Elke traditie ontwikkelde zijn eigen formulering van de Gulden Regel: wat gij niet wilt dat u geschiedt, doe dat ook een ander niet. Voor de wijzen uit de Spiltijd draaide religie om respect voor de heilige rechten van anderen en niet om orthodox geloof. Als mensen zich vriendelijk en grootmoedig gedroegen tegenover anderen, konden ze de wereld redden.

Wij moeten dit ethos uit de Spiltijd herontdekken. In onze globaliserende wereld kunnen we ons geen bekrompen of selecte visie meer veroorloven. We moeten leren leven en handelen alsof mensen in verre landen even belangrijk zijn als wijzelf. De wijzen van de Spiltijd schiepen hun ethiek van mededogen niet onder idyllische omstandigheden. Elke traditie ontwikkelde zich in een maatschappij als de onze die als nooit tevoren door geweld en oorlogen werd verscheurd – sterker nog: de eerste katalysator voor religieuze verandering was gewoonlijk een principiële afwijzing van de agressie die de wijzen overal om zich heen zagen. Toen ze op zoek gingen naar de oorzaken van het geweld in de psyche, ontdekten de filosofen uit de Spiltijd de innerlijke wereld en begonnen ze een tot dusver onontgonnen terrein van menselijke ervaring te verkennen.

□ □ □ □ □ □ □

Opdrachten -
1. Beantwoord kort de volgende vragen over de tekst over de Spiltijd.
(a) Waar draaide religie om voor de wijzen uit de Spiltijd?
(b) Wat was gewoonlijk de eerste katalysator voor religieuze verandering?
(c) Wat ontdekten de filosofen uit de Spiltijd toen ze in de psyche naar de oorzaken van het geweld zochten?
2. Neem alsjeblieft letterlijk over uit de tekst over de Spiltijd, vanaf "Wij moeten dit" tot en met "ervaring te verkennen.".

□ □ □ □ □ □ □

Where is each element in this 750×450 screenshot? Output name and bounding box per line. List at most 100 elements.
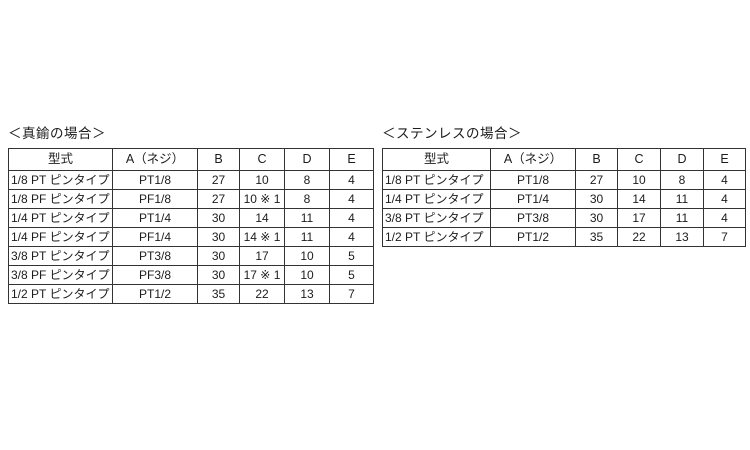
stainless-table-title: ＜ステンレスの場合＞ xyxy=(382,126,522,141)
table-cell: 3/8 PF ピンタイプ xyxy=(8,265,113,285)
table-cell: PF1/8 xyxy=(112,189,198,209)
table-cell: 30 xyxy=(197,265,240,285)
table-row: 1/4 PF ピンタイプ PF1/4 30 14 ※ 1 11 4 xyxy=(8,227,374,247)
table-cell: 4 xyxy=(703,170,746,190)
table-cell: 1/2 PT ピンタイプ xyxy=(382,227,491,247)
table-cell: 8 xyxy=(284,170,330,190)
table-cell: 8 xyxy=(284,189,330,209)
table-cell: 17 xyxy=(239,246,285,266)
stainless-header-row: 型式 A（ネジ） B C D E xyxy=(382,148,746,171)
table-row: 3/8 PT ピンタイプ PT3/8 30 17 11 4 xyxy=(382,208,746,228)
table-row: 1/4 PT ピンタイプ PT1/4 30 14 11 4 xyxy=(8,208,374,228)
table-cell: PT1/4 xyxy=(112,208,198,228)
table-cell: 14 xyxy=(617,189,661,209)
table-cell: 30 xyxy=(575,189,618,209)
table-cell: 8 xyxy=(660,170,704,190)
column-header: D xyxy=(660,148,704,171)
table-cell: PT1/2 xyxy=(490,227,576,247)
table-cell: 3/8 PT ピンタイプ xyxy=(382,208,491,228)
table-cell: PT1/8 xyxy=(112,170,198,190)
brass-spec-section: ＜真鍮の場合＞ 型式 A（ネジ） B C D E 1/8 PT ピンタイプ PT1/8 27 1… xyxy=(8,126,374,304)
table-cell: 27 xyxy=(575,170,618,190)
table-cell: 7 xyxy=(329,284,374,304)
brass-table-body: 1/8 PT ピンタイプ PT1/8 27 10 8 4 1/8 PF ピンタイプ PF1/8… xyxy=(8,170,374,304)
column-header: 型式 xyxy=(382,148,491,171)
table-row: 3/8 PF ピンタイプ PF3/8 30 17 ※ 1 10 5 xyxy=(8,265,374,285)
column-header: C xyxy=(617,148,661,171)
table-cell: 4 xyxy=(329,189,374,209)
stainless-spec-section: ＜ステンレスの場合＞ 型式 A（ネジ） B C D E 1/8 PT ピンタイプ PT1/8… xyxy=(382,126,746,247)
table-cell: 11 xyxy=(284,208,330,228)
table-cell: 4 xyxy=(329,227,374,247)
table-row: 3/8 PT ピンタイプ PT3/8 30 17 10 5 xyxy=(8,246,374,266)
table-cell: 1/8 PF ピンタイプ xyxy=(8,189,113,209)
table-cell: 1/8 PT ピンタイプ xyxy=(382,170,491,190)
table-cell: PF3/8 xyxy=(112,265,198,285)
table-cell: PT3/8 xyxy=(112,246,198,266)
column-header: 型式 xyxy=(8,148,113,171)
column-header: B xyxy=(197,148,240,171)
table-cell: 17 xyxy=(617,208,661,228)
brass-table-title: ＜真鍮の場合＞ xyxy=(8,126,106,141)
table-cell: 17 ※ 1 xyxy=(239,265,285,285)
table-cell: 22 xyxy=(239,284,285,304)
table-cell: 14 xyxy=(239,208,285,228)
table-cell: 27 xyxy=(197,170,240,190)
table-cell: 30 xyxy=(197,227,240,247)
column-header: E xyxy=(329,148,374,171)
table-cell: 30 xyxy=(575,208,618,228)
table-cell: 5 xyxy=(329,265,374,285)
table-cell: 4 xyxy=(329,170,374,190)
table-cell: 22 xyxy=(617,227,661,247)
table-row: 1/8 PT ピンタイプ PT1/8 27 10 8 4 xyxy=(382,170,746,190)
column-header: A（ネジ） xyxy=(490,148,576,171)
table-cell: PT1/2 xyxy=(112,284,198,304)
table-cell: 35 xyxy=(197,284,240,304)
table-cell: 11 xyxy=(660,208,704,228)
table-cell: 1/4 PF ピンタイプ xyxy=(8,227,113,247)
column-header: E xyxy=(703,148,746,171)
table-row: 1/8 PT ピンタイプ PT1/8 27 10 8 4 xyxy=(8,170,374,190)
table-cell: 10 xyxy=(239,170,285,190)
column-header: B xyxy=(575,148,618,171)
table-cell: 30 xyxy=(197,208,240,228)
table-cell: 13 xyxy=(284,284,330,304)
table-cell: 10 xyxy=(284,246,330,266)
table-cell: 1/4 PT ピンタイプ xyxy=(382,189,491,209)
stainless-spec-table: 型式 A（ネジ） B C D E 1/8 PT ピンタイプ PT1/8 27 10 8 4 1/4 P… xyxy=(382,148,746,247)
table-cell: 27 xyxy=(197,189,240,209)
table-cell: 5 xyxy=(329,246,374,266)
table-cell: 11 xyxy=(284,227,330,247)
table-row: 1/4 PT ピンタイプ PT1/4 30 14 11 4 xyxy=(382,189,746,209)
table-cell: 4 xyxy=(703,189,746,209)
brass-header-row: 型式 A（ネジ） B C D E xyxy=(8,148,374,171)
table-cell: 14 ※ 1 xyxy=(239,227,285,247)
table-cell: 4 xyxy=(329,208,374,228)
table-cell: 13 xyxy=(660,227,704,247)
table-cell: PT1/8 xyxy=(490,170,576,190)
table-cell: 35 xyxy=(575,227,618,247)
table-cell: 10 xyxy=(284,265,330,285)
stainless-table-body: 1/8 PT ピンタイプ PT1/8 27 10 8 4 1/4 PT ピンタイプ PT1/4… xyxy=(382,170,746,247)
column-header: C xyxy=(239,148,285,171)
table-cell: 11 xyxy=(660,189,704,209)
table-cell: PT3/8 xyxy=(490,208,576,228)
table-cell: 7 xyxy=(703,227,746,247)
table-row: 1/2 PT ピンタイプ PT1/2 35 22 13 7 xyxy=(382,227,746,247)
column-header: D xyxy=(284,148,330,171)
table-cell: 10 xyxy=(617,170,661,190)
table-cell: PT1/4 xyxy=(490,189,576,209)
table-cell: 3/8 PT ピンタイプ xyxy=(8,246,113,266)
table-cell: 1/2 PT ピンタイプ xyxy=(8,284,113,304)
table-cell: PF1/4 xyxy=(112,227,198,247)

□ □ □ □ □ □ □

Antwoorden per opdracht -
1.
(a) Om respect voor de heilige rechten van anderen, niet om orthodox geloof.
(b) Een principiële afwijzing van de agressie die de wijzen overal om zich heen zagen.
(c) De innerlijke wereld.

2.
Wij moeten dit ethos uit de Spiltijd herontdekken. In onze globaliserende wereld kunnen we ons geen bekrompen of selecte visie meer veroorloven. We moeten leren leven en handelen alsof mensen in verre landen even belangrijk zijn als wijzelf. De wijzen van de Spiltijd schiepen hun ethiek van mededogen niet onder idyllische omstandigheden. Elke traditie ontwikkelde zich in een maatschappij als de onze die als nooit tevoren door geweld en oorlogen werd verscheurd – sterker nog: de eerste katalysator voor religieuze verandering was gewoonlijk een principiële afwijzing van de agressie die de wijzen overal om zich heen zagen. Toen ze op zoek gingen naar de oorzaken van het geweld in de psyche, ontdekten de filosofen uit de Spiltijd de innerlijke wereld en begonnen ze een tot dusver onontgonnen terrein van menselijke ervaring te verkennen.